### Problem
Aşağıdaki 1984 romanını tanıtan yazıyı, son cümlesinden sonra gelecek şekilde sürdürün.

### Çıkarılan Metin
_ _ _ _
Distopik kitaplara devam..
İsmini aşina olduğum ancak 1-2 ay öncesine kadar konusu hakkında detaylı bilgiye sahip olmadığım ve aslında okumak için geç kaldığım kitap; 1984..
Kitap, 1947-48 yıllarında Avrupa'daki Son Adam adıyla yazılmış, sonradan 1984 ismini almış.
Konusundan bahsetmek istiyorum. Okumayanlar için, bu kitapta konuyu bilmenin kitabın etkileyiciliğini azaltacağını düşünmüyorum, genel konulardan bahsedip kitabın kahramanları ve sonuna değinmeyeceğim. Devamını okuyup okumamak size kalmış...
Dünya üzerinde egemen üç ülke kalmıştır, sınır bölgelerinde devam eden (göstermelik) savaşlarla, sürekli değişen müttefik/düşman ülkelerle, tele ekranlardan yayınlanan görüntülerle topluma sürekli aynı düşünce ve görevler empoze edilir..Üretimde öncelik savaş endüstrisine yöneliktir..İşçi kesim belirli bir düzende, müttefiğin sürekli değiştiğini bile anlamadan ve açlık/sefaletle boğuşarak üretim yapmaktadır. Arada sırada mahallelerine düşen bombalar savaşın varlığının unutulmasını engellemek içindir..
_ _ _ _
### Kayıtlı Bilgiler
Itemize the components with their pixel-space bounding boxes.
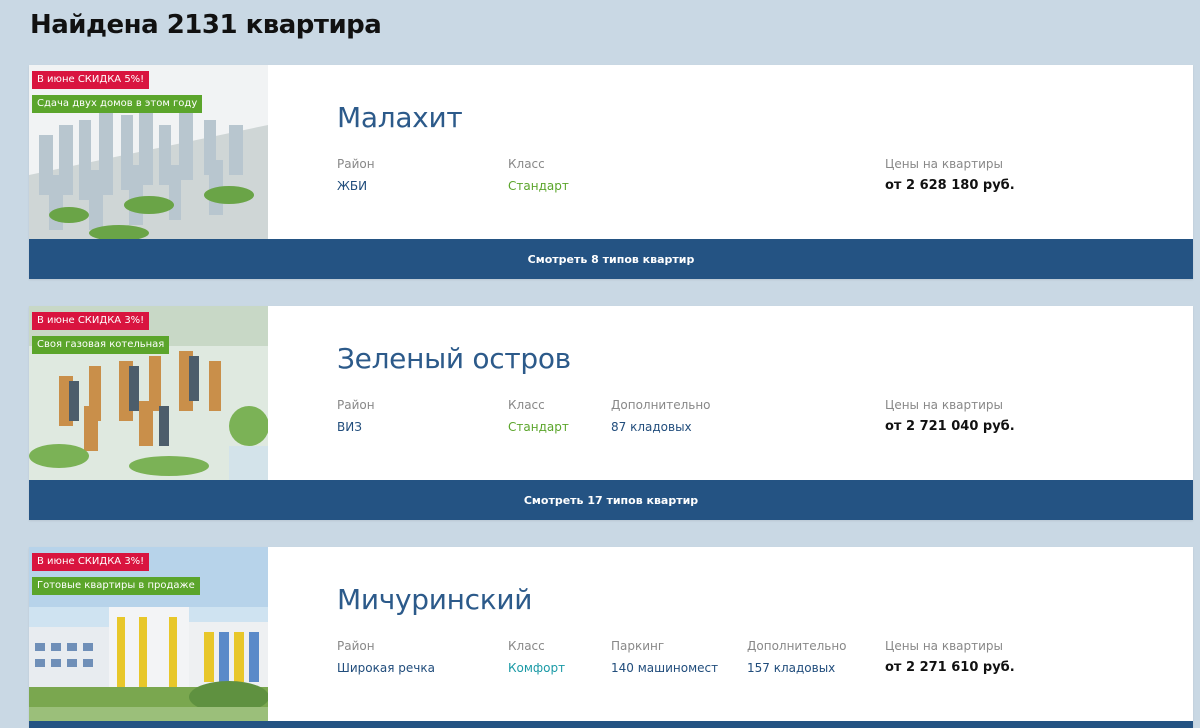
_ _ _ _
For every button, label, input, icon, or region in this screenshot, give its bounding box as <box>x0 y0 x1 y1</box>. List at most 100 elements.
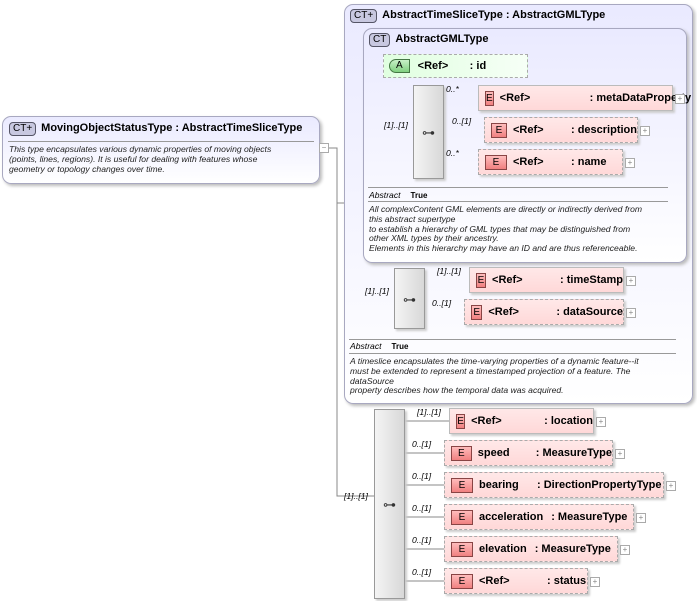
_ _ _ _
### Görevin Sonucu
Büyük Birader'in yönetiminde Parti ve Bakanlıklar bütün düzeni sağlamaktadır. Doğruluk bakanlığı, Barış bakanlığı, Sevgi bakanlığı ve Bolluk bakanlığı...İsimleri ile görevleri manidardır..Savaştan sorumlu Barış bakanlığı, düşünce suçlularını sorgulayıp cezalandıran Sevgi bakanlığı gibi...
Geçmiş de gelecek de Parti'nin kontrolündedir. Güncel duruma göre tüm eski yazılı basın toplanıp değiştirilmektedir. Tüm teknolojik gelişmelerin Devrim sonrasında ve Büyük Birader sayesinde icat edildiği ifade edilir ve aksini ispat edebilecek hiç bir somut delil yoktur. Parti politikasının aksini düşünenler tespit edilip geçmişleriyle birlikte buharlaştırılır, yani "suç" oluşmadan engellenir..
Parti'de hakim bir düşünce şekli de 'çiftdüşün'dür. Ortada iki karşıt kavram varken, kişinin bariz gerçeğe aykırı olanı kabullenmesi...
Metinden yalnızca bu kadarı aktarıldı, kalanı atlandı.